── Data extract
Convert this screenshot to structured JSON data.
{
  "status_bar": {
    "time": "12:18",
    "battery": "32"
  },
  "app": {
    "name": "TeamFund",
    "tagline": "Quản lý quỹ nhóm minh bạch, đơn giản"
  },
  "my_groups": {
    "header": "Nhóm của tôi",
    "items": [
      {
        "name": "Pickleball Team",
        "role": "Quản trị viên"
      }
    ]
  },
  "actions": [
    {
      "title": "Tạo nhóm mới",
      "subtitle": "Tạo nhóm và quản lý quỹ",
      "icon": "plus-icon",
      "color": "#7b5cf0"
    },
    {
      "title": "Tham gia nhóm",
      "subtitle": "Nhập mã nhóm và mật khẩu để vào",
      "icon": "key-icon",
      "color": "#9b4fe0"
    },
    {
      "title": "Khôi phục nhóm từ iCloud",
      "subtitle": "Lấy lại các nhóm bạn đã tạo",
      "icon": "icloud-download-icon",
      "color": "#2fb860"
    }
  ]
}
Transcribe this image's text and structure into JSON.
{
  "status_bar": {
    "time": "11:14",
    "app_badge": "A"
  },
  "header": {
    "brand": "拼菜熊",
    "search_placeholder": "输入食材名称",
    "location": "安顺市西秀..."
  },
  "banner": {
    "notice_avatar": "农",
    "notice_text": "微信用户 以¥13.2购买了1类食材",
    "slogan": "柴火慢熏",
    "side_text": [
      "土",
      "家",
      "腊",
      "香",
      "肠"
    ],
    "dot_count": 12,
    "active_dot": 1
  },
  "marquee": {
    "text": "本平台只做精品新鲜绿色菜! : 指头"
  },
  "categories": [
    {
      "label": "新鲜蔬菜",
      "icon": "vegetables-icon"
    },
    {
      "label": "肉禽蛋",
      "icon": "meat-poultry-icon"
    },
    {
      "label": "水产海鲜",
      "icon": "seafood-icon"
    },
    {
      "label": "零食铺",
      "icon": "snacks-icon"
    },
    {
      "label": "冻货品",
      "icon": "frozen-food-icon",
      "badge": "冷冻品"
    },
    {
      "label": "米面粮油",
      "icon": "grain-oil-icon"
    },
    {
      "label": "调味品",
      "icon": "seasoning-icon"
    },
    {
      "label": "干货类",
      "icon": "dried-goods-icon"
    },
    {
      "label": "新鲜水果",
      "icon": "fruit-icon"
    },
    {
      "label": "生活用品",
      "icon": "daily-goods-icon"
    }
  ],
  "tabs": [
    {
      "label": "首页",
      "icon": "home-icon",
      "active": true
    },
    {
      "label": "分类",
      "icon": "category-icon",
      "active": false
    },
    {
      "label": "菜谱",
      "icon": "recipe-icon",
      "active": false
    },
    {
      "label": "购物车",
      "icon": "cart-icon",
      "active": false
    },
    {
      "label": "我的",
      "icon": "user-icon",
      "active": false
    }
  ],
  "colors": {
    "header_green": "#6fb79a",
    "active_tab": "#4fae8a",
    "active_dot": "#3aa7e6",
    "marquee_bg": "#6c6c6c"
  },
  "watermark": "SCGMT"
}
────
[Exercise prompt]:
Return every line above that contains the word "JSON".

[Response]:
Convert this screenshot to structured JSON data.
Transcribe this image's text and structure into JSON.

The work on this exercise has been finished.